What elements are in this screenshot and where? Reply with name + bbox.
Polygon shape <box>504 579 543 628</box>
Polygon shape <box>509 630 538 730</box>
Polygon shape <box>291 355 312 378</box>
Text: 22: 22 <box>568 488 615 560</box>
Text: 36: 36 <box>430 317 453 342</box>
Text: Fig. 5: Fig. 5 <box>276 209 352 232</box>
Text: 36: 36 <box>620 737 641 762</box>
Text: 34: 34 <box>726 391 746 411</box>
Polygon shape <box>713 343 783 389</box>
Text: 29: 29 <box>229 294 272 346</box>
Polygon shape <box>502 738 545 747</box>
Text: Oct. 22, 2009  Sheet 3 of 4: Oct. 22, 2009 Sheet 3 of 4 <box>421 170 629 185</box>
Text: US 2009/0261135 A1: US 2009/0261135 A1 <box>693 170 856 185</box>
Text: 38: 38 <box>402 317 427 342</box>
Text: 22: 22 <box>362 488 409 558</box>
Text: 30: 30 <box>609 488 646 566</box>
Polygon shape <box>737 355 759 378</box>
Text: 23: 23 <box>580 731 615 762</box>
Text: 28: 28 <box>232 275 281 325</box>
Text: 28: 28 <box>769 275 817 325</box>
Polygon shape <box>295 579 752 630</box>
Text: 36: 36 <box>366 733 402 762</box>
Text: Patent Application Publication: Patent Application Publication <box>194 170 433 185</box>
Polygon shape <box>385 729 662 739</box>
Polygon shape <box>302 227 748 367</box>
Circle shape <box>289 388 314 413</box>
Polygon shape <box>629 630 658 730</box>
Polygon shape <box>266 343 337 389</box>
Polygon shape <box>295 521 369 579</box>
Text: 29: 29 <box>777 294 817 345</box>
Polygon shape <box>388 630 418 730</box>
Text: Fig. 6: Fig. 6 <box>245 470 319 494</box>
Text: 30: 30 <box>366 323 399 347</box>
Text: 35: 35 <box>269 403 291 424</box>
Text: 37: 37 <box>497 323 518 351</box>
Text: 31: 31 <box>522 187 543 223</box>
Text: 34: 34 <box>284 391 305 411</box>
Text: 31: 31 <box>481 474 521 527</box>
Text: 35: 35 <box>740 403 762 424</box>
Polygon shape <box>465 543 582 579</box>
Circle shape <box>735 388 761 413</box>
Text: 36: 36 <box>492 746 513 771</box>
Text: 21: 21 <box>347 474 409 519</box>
+ + +
Express these lines as a JSON list of strings, with one string per line and blank lines omitted.

[
  "What elements are in this screenshot and where? Reply with name + bbox.",
  "Polygon shape <box>504 579 543 628</box>",
  "Polygon shape <box>509 630 538 730</box>",
  "Polygon shape <box>291 355 312 378</box>",
  "Text: 22: 22 <box>568 488 615 560</box>",
  "Text: 36: 36 <box>430 317 453 342</box>",
  "Text: Fig. 5: Fig. 5 <box>276 209 352 232</box>",
  "Text: 36: 36 <box>620 737 641 762</box>",
  "Text: 34: 34 <box>726 391 746 411</box>",
  "Polygon shape <box>713 343 783 389</box>",
  "Text: 29: 29 <box>229 294 272 346</box>",
  "Polygon shape <box>502 738 545 747</box>",
  "Text: Oct. 22, 2009  Sheet 3 of 4: Oct. 22, 2009 Sheet 3 of 4 <box>421 170 629 185</box>",
  "Text: US 2009/0261135 A1: US 2009/0261135 A1 <box>693 170 856 185</box>",
  "Text: 38: 38 <box>402 317 427 342</box>",
  "Text: 22: 22 <box>362 488 409 558</box>",
  "Text: 30: 30 <box>609 488 646 566</box>",
  "Polygon shape <box>737 355 759 378</box>",
  "Text: 23: 23 <box>580 731 615 762</box>",
  "Text: 28: 28 <box>232 275 281 325</box>",
  "Text: 28: 28 <box>769 275 817 325</box>",
  "Polygon shape <box>295 579 752 630</box>",
  "Text: 36: 36 <box>366 733 402 762</box>",
  "Text: Patent Application Publication: Patent Application Publication <box>194 170 433 185</box>",
  "Polygon shape <box>385 729 662 739</box>",
  "Polygon shape <box>302 227 748 367</box>",
  "Circle shape <box>289 388 314 413</box>",
  "Polygon shape <box>629 630 658 730</box>",
  "Polygon shape <box>266 343 337 389</box>",
  "Polygon shape <box>295 521 369 579</box>",
  "Text: 29: 29 <box>777 294 817 345</box>",
  "Polygon shape <box>388 630 418 730</box>",
  "Text: Fig. 6: Fig. 6 <box>245 470 319 494</box>",
  "Text: 30: 30 <box>366 323 399 347</box>",
  "Text: 35: 35 <box>269 403 291 424</box>",
  "Text: 37: 37 <box>497 323 518 351</box>",
  "Text: 31: 31 <box>522 187 543 223</box>",
  "Text: 34: 34 <box>284 391 305 411</box>",
  "Text: 31: 31 <box>481 474 521 527</box>",
  "Text: 35: 35 <box>740 403 762 424</box>",
  "Polygon shape <box>465 543 582 579</box>",
  "Circle shape <box>735 388 761 413</box>",
  "Text: 36: 36 <box>492 746 513 771</box>",
  "Text: 21: 21 <box>347 474 409 519</box>"
]